Scan the records for the string "electrode"; copy each line where it occurs.

Start of Exercise input

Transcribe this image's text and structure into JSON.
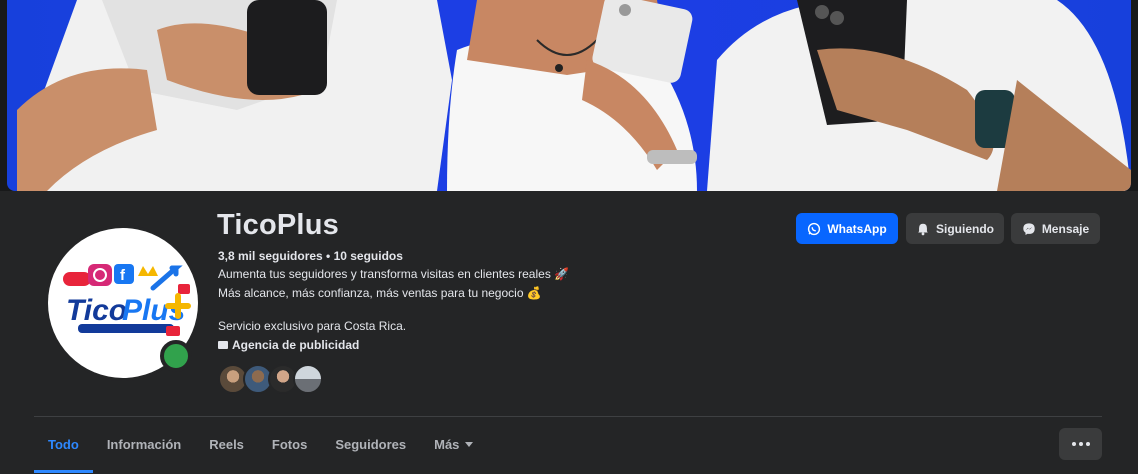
{
  "profile": {
    "name": "TicoPlus",
    "followers_line": "3,8 mil seguidores • 10 seguidos",
    "bio": [
      "Aumenta tus seguidores y transforma visitas en clientes reales 🚀",
      "Más alcance, más confianza, más ventas para tu negocio 💰",
      "",
      "Servicio exclusivo para Costa Rica."
    ],
    "category": "Agencia de publicidad",
    "online": true
  },
  "actions": {
    "whatsapp": "WhatsApp",
    "following": "Siguiendo",
    "message": "Mensaje"
  },
  "tabs": [
    {
      "label": "Todo",
      "active": true
    },
    {
      "label": "Información"
    },
    {
      "label": "Reels"
    },
    {
      "label": "Fotos"
    },
    {
      "label": "Seguidores"
    },
    {
      "label": "Más"
    }
  ],
  "colors": {
    "accent": "#0866ff",
    "tab_active": "#2d88ff",
    "online": "#31a24c",
    "cover_bg": "#1d3ee6"
  },
  "icons": {
    "whatsapp": "whatsapp-icon",
    "following": "bell-icon",
    "message": "messenger-icon",
    "category": "category-icon",
    "more": "more-dots-icon"
  }
}
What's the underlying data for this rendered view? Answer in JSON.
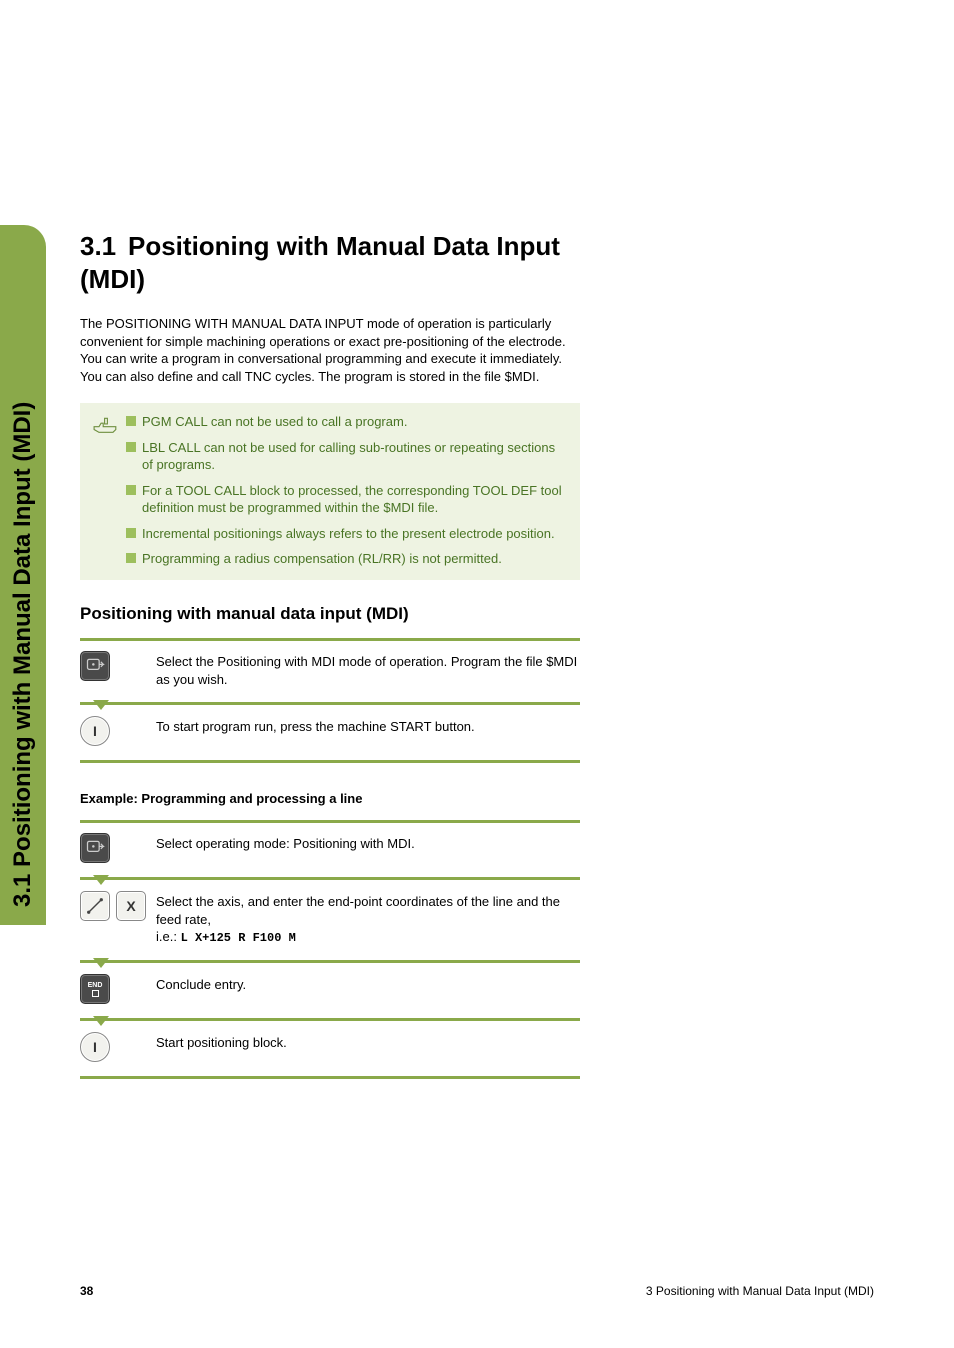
{
  "sideTab": "3.1 Positioning with Manual Data Input (MDI)",
  "heading": {
    "number": "3.1",
    "title": "Positioning with Manual Data Input (MDI)"
  },
  "intro": "The POSITIONING WITH MANUAL DATA INPUT mode of operation is particularly convenient for simple machining operations or exact pre-positioning of the electrode. You can write a program in conversational programming and execute it immediately. You can also define and call TNC cycles. The program is stored in the file $MDI.",
  "infoItems": [
    "PGM CALL can not be used to call a program.",
    "LBL CALL can not be used for calling sub-routines or repeating sections of programs.",
    "For a TOOL CALL block to processed, the corresponding TOOL DEF tool definition must be programmed within the $MDI file.",
    "Incremental positionings always refers to the present electrode position.",
    "Programming a radius compensation (RL/RR) is not permitted."
  ],
  "subheading": "Positioning with manual data input (MDI)",
  "steps1": [
    "Select the Positioning with MDI mode of operation. Program the file $MDI as you wish.",
    "To start program run, press the machine START button."
  ],
  "exampleHeading": "Example: Programming and processing a line",
  "steps2": {
    "s1": "Select operating mode: Positioning with MDI.",
    "s2a": "Select the axis, and enter the end-point coordinates of the line and the feed rate,",
    "s2b": "i.e.: ",
    "s2code": "L X+125 R F100 M",
    "s3": "Conclude entry.",
    "s4": "Start positioning block."
  },
  "keys": {
    "x": "X",
    "i": "I",
    "end": "END"
  },
  "footer": {
    "page": "38",
    "chapter": "3 Positioning with Manual Data Input (MDI)"
  }
}
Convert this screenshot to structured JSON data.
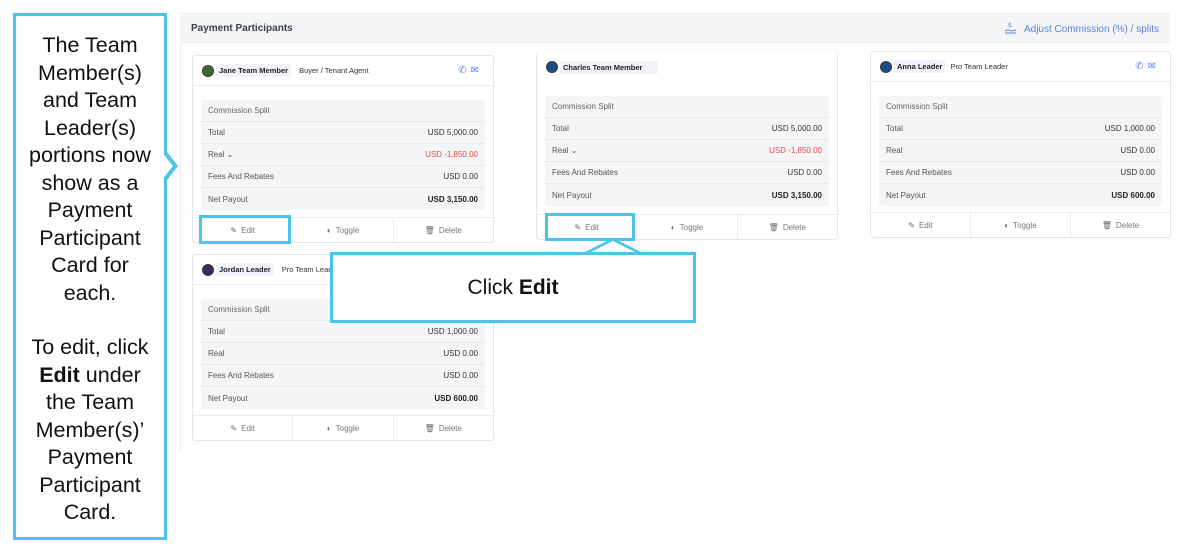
{
  "sidebar_callout": {
    "lines_part1": [
      "The Team",
      "Member(s)",
      "and Team",
      "Leader(s)",
      "portions now",
      "show as a",
      "Payment",
      "Participant",
      "Card for",
      "each."
    ],
    "line_edit_prefix": "To edit, click",
    "edit_word": "Edit",
    "edit_suffix": "under",
    "lines_part2": [
      "the Team",
      "Member(s)’",
      "Payment",
      "Participant",
      "Card."
    ]
  },
  "panel": {
    "title": "Payment Participants",
    "adjust_link": "Adjust Commission (%) / splits"
  },
  "click_callout": {
    "prefix": "Click",
    "bold": "Edit"
  },
  "labels": {
    "commission_split": "Commission Split",
    "total": "Total",
    "real": "Real",
    "real_dropdown": "Real ⌄",
    "fees": "Fees And Rebates",
    "net_payout": "Net Payout",
    "edit": "Edit",
    "toggle": "Toggle",
    "delete": "Delete"
  },
  "cards": [
    {
      "name": "Jane Team Member",
      "role": "Buyer / Tenant Agent",
      "avatar_color": "#3d6b2f",
      "total": "USD 5,000.00",
      "real": "USD -1,850.00",
      "fees": "USD 0.00",
      "net": "USD 3,150.00"
    },
    {
      "name": "Jordan Leader",
      "role": "Pro Team Leader",
      "avatar_color": "#3a2a5c",
      "total": "USD 1,000.00",
      "real": "USD 0.00",
      "fees": "USD 0.00",
      "net": "USD 600.00"
    },
    {
      "name": "Charles Team Member",
      "role": "",
      "avatar_color": "#1d4e89",
      "total": "USD 5,000.00",
      "real": "USD -1,850.00",
      "fees": "USD 0.00",
      "net": "USD 3,150.00"
    },
    {
      "name": "Anna Leader",
      "role": "Pro Team Leader",
      "avatar_color": "#1d4e89",
      "total": "USD 1,000.00",
      "real": "USD 0.00",
      "fees": "USD 0.00",
      "net": "USD 600.00"
    }
  ],
  "colors": {
    "highlight": "#4cc3e8",
    "link": "#5c7fe6",
    "negative": "#e5484d"
  }
}
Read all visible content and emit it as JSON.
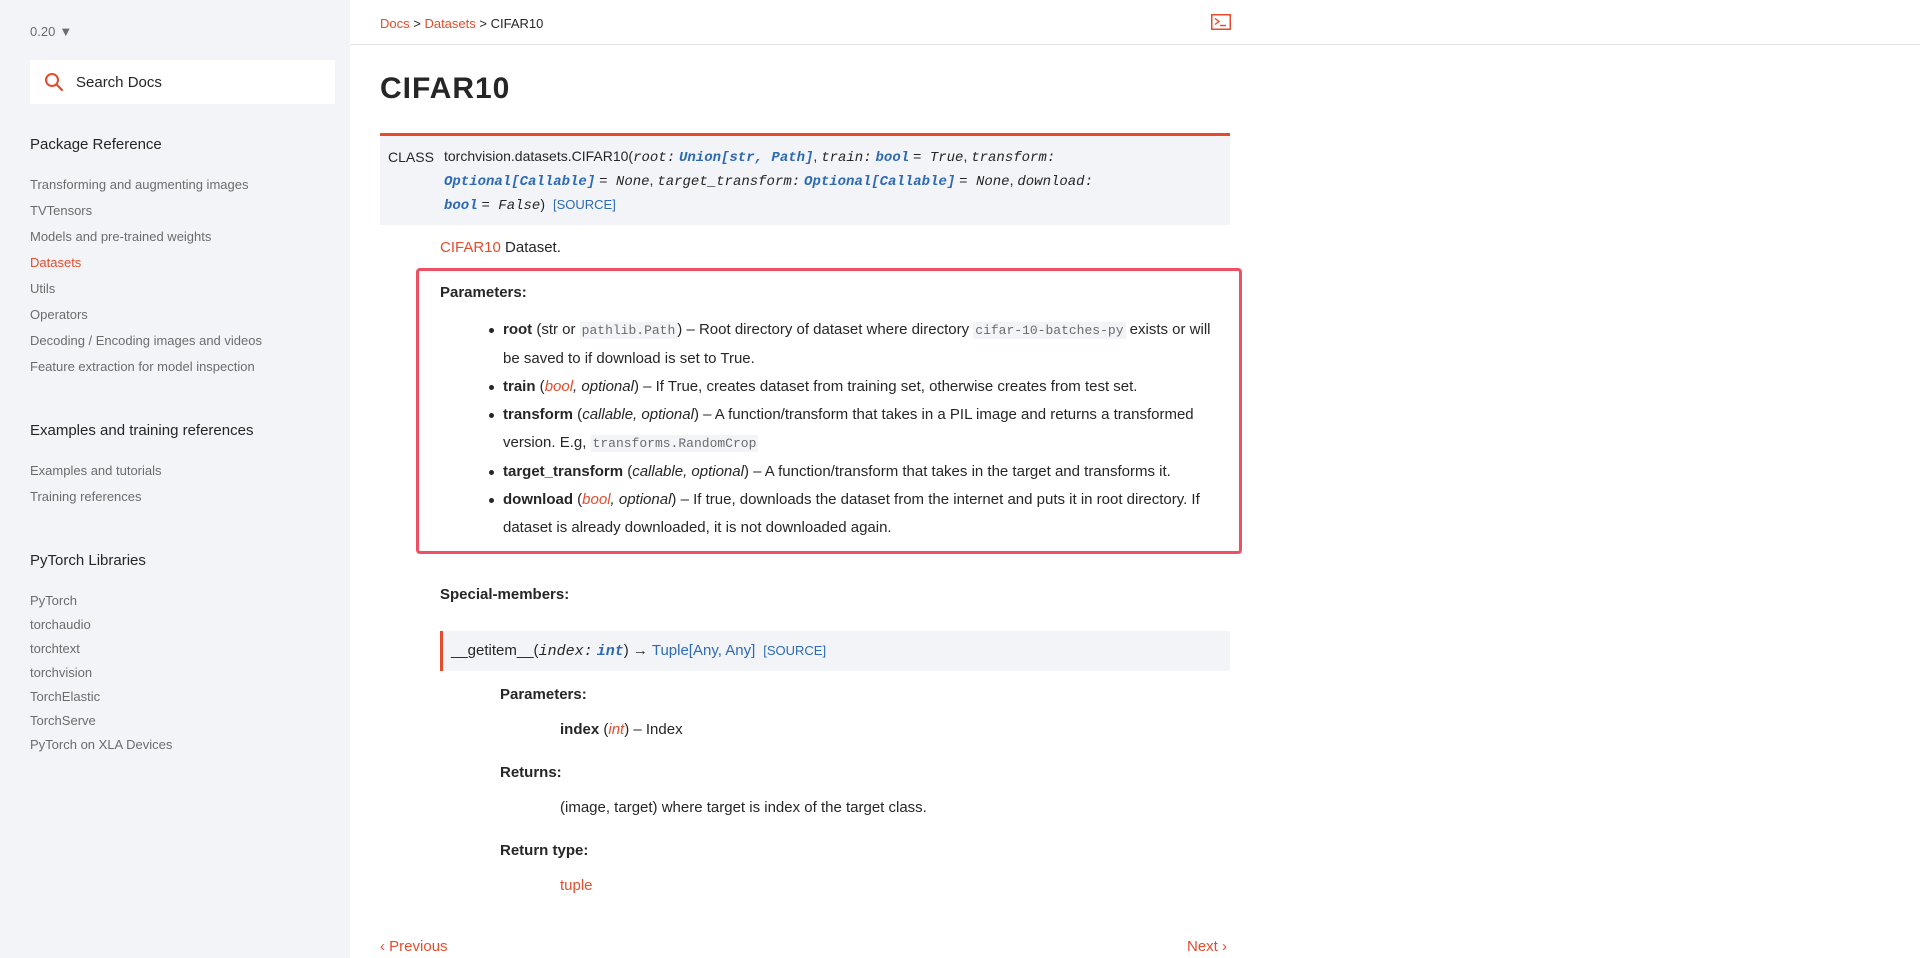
{
  "sidebar": {
    "version": "0.20",
    "search_placeholder": "Search Docs",
    "sections": [
      {
        "title": "Package Reference",
        "items": [
          {
            "label": "Transforming and augmenting images"
          },
          {
            "label": "TVTensors"
          },
          {
            "label": "Models and pre-trained weights"
          },
          {
            "label": "Datasets",
            "active": true
          },
          {
            "label": "Utils"
          },
          {
            "label": "Operators"
          },
          {
            "label": "Decoding / Encoding images and videos"
          },
          {
            "label": "Feature extraction for model inspection"
          }
        ]
      },
      {
        "title": "Examples and training references",
        "items": [
          {
            "label": "Examples and tutorials"
          },
          {
            "label": "Training references"
          }
        ]
      },
      {
        "title": "PyTorch Libraries",
        "items": [
          {
            "label": "PyTorch"
          },
          {
            "label": "torchaudio"
          },
          {
            "label": "torchtext"
          },
          {
            "label": "torchvision"
          },
          {
            "label": "TorchElastic"
          },
          {
            "label": "TorchServe"
          },
          {
            "label": "PyTorch on XLA Devices"
          }
        ]
      }
    ]
  },
  "breadcrumb": {
    "docs": "Docs",
    "sep1": " > ",
    "datasets": "Datasets",
    "sep2": " > ",
    "current": "CIFAR10"
  },
  "page": {
    "title": "CIFAR10",
    "signature": {
      "class_label": "CLASS",
      "name": "torchvision.datasets.CIFAR10(",
      "root_arg": "root:",
      "root_type": "Union[str, Path]",
      "train_arg": "train:",
      "train_type": "bool",
      "train_default": "= True",
      "transform_arg": "transform:",
      "transform_type": "Optional[Callable]",
      "transform_default": "= None",
      "target_transform_arg": "target_transform:",
      "target_transform_type": "Optional[Callable]",
      "target_transform_default": "= None",
      "download_arg": "download:",
      "download_type": "bool",
      "download_default": "= False",
      "close": ")",
      "source": "[SOURCE]"
    },
    "description": {
      "link": "CIFAR10",
      "text": " Dataset."
    },
    "parameters_label": "Parameters:",
    "parameters": {
      "root": {
        "name": "root",
        "t1": " (str or ",
        "code1": "pathlib.Path",
        "t2": ") – Root directory of dataset where directory ",
        "code2": "cifar-10-batches-py",
        "t3": " exists or will be saved to if download is set to True."
      },
      "train": {
        "name": "train",
        "t1": " (",
        "type": "bool",
        "t2": ", ",
        "opt": "optional",
        "t3": ") – If True, creates dataset from training set, otherwise creates from test set."
      },
      "transform": {
        "name": "transform",
        "t1": " (",
        "type": "callable, optional",
        "t2": ") – A function/transform that takes in a PIL image and returns a transformed version. E.g, ",
        "code": "transforms.RandomCrop"
      },
      "target_transform": {
        "name": "target_transform",
        "t1": " (",
        "type": "callable, optional",
        "t2": ") – A function/transform that takes in the target and transforms it."
      },
      "download": {
        "name": "download",
        "t1": " (",
        "type": "bool",
        "t2": ", ",
        "opt": "optional",
        "t3": ") – If true, downloads the dataset from the internet and puts it in root directory. If dataset is already downloaded, it is not downloaded again."
      }
    },
    "special_members_label": "Special-members:",
    "getitem": {
      "name": "__getitem__(",
      "arg": "index:",
      "arg_type": "int",
      "close": ")",
      "arrow": " → ",
      "ret": "Tuple[Any, Any]",
      "source": "[SOURCE]",
      "parameters_label": "Parameters:",
      "param_name": "index",
      "param_t1": " (",
      "param_type": "int",
      "param_t2": ") – Index",
      "returns_label": "Returns:",
      "returns": "(image, target) where target is index of the target class.",
      "return_type_label": "Return type:",
      "return_type": "tuple"
    },
    "pager": {
      "previous": "Previous",
      "next": "Next"
    }
  },
  "colors": {
    "accent": "#e44c2c",
    "highlight_box": "#ef4f62",
    "link_blue": "#2c6ab6",
    "sidebar_bg": "#f3f4f7"
  },
  "icons": {
    "search": "search-icon",
    "terminal": "terminal-icon"
  }
}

End of Exercise input

Response ->
  "intro": "The POSITIONING WITH MANUAL DATA INPUT mode of operation is particularly convenient for simple machining operations or exact pre-positioning of the electrode. You can write a program in conversational programming and execute it immediately. You can also define and call TNC cycles. The program is stored in the file $MDI.",
    "Incremental positionings always refers to the present electrode position.",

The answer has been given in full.